> [WHAT YOU NEED TO DO] Of the lines in this material, how many contain "τραπεζίου"? Answer with a single number only.

BEGIN DATASET EXTRACT

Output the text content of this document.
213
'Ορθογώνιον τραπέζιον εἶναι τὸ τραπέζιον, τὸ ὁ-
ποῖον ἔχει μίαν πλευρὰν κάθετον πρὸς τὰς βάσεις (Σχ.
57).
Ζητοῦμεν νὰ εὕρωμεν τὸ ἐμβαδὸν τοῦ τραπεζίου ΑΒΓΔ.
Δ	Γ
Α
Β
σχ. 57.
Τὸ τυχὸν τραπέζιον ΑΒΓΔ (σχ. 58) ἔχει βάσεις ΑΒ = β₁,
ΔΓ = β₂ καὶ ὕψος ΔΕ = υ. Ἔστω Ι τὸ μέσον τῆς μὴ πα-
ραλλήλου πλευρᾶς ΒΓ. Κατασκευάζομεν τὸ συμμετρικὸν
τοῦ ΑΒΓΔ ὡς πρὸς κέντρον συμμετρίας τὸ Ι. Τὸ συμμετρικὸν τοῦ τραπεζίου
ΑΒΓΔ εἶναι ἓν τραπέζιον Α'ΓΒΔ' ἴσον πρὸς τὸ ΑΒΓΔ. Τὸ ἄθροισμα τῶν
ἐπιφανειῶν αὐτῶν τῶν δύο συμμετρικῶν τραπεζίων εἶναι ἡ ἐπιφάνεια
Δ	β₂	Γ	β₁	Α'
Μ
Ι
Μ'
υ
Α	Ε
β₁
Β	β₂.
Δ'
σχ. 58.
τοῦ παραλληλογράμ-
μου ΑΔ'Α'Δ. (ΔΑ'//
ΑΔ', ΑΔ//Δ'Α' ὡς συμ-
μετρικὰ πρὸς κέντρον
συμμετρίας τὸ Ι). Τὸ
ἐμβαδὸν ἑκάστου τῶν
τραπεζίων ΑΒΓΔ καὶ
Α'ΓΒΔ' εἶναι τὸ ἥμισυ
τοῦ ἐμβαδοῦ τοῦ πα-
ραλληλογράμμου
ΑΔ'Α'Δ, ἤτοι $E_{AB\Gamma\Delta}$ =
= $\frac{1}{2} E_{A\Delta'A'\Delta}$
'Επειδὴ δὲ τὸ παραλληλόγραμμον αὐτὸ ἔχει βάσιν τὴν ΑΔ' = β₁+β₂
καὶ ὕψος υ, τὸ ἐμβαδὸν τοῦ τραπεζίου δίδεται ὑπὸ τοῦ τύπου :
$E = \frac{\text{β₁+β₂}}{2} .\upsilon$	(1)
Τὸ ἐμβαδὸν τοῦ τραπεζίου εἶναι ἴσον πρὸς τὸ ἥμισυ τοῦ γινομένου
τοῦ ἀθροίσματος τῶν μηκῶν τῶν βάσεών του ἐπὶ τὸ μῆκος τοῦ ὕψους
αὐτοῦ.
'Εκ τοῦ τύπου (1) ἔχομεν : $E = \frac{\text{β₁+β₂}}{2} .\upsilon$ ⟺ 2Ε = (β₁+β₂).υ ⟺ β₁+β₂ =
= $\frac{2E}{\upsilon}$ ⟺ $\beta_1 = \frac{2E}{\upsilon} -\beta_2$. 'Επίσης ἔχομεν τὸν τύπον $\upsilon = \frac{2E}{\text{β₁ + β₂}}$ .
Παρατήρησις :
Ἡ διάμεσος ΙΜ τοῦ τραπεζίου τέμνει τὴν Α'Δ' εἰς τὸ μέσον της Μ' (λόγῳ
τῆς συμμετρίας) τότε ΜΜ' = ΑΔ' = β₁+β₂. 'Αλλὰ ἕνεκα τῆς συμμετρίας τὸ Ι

END DATASET EXTRACT

> [SOLUTION] 5